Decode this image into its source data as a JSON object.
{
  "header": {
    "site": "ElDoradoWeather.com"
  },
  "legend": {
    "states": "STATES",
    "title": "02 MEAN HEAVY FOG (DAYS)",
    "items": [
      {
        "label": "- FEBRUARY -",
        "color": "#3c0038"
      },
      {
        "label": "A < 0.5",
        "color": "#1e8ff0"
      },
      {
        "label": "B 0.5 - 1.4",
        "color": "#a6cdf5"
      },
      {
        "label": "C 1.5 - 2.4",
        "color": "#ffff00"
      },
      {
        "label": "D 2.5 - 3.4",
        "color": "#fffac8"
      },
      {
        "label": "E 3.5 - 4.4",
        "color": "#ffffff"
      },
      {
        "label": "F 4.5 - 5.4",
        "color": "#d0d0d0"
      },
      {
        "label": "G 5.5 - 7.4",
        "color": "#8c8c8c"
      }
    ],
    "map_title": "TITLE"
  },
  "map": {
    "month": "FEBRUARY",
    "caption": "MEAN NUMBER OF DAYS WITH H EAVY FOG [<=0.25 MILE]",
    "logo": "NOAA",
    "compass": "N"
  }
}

» WHAT TO DO: What count of lines in the listing contain the word "color"? Reply with the number only.

» WORKED SOLUTION: 8